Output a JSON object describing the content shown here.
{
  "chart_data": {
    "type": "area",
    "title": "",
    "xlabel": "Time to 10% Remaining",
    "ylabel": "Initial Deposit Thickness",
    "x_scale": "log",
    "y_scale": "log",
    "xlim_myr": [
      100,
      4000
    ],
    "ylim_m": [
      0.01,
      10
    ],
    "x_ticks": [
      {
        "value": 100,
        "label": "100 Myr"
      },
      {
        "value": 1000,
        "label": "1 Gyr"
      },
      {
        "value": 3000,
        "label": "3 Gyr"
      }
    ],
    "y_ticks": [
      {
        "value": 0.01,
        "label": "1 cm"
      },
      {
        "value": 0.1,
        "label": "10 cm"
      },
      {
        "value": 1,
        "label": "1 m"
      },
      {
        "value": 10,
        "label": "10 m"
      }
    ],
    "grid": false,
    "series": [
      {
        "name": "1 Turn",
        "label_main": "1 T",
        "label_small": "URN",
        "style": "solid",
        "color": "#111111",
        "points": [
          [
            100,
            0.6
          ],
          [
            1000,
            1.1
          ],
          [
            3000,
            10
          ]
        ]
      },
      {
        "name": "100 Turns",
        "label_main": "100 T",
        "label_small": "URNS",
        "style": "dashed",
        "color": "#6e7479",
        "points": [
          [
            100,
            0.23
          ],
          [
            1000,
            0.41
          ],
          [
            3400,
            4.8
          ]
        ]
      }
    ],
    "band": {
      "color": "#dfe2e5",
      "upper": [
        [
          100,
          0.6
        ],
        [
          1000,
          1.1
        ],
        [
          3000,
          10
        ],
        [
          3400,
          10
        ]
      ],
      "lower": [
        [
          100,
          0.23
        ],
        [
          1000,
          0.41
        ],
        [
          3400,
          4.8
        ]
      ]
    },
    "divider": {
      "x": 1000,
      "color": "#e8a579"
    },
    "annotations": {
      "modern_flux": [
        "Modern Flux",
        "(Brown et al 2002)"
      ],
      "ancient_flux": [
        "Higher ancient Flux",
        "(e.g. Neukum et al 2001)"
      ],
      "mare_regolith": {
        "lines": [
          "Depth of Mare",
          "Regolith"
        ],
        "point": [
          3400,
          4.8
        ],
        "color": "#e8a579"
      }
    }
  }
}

::::

- _Stated exercise_
Reply with the number of lines in the material above that contain "color", and nothing more.

- _Answer to the exercise_
5